Objective
Copy, from the entries below, each line in which the string "magna" appears.

++++ Given information

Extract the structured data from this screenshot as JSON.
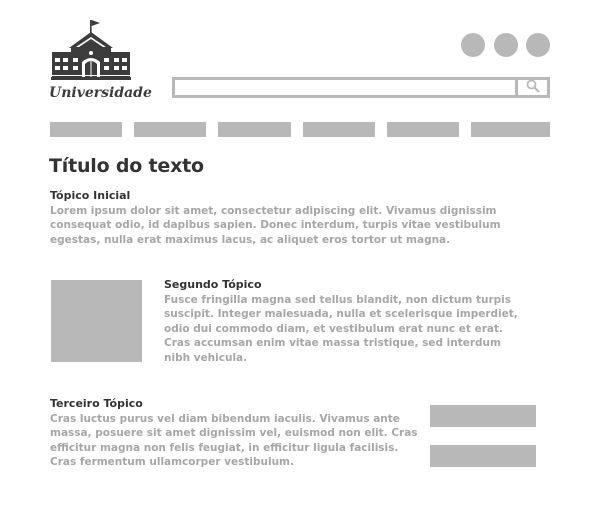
{
  "header": {
    "logo_text": "Universidade",
    "logo_icon": "university-building-icon",
    "circles": [
      "circle-icon",
      "circle-icon",
      "circle-icon"
    ],
    "search": {
      "placeholder": "",
      "value": "",
      "button_icon": "search-icon"
    }
  },
  "nav": {
    "items": [
      "",
      "",
      "",
      "",
      "",
      ""
    ]
  },
  "main": {
    "title": "Título do texto",
    "sections": [
      {
        "heading": "Tópico Inicial",
        "body": "Lorem ipsum dolor sit amet, consectetur adipiscing elit. Vivamus dignissim\nconsequat odio, id dapibus sapien. Donec interdum, turpis vitae vestibulum\negestas, nulla erat maximus lacus, ac aliquet eros tortor ut magna."
      },
      {
        "heading": "Segundo Tópico",
        "body": "Fusce fringilla magna sed tellus blandit, non dictum turpis\nsuscipit. Integer malesuada, nulla et scelerisque imperdiet,\nodio dui commodo diam, et vestibulum erat nunc et erat.\nCras accumsan enim vitae massa tristique, sed interdum\nnibh vehicula."
      },
      {
        "heading": "Terceiro Tópico",
        "body": "Cras luctus purus vel diam bibendum iaculis. Vivamus ante\nmassa, posuere sit amet dignissim vel, euismod non elit. Cras\nefficitur magna non felis feugiat, in efficitur ligula facilisis.\nCras fermentum ullamcorper vestibulum."
      }
    ]
  },
  "colors": {
    "placeholder_gray": "#b8b8b8",
    "heading_dark": "#333333",
    "body_gray": "#a6a6a6"
  }
}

++++++++

Answer
        "body": "Lorem ipsum dolor sit amet, consectetur adipiscing elit. Vivamus dignissim\nconsequat odio, id dapibus sapien. Donec interdum, turpis vitae vestibulum\negestas, nulla erat maximus lacus, ac aliquet eros tortor ut magna."
        "body": "Fusce fringilla magna sed tellus blandit, non dictum turpis\nsuscipit. Integer malesuada, nulla et scelerisque imperdiet,\nodio dui commodo diam, et vestibulum erat nunc et erat.\nCras accumsan enim vitae massa tristique, sed interdum\nnibh vehicula."
        "body": "Cras luctus purus vel diam bibendum iaculis. Vivamus ante\nmassa, posuere sit amet dignissim vel, euismod non elit. Cras\nefficitur magna non felis feugiat, in efficitur ligula facilisis.\nCras fermentum ullamcorper vestibulum."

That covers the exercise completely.